(Source records)
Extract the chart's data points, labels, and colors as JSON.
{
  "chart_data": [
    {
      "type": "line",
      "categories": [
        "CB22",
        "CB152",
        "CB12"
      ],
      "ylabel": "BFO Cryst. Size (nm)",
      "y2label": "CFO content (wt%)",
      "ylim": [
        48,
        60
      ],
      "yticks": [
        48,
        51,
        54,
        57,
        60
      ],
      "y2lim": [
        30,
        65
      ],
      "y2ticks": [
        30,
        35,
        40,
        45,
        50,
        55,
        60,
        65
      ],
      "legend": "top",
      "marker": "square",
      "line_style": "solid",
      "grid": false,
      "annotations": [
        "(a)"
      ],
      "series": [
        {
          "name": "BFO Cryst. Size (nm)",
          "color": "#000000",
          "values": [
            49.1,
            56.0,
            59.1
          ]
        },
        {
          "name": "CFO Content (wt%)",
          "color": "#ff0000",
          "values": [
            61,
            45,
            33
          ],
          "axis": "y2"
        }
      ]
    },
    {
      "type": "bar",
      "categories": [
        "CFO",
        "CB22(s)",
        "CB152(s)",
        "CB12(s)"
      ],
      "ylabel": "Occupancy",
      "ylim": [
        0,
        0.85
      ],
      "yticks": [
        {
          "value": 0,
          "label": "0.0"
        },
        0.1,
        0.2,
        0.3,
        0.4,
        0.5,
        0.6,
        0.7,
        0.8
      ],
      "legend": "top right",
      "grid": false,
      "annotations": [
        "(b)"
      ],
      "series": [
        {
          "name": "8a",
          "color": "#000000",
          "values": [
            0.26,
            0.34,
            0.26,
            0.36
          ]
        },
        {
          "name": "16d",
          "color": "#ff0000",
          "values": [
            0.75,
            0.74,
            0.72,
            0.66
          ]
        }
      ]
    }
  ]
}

> _Brief_
Find the word "Size" in the material, then list each line that holds it.

> _The reply_
      "ylabel": "BFO Cryst. Size (nm)",
          "name": "BFO Cryst. Size (nm)",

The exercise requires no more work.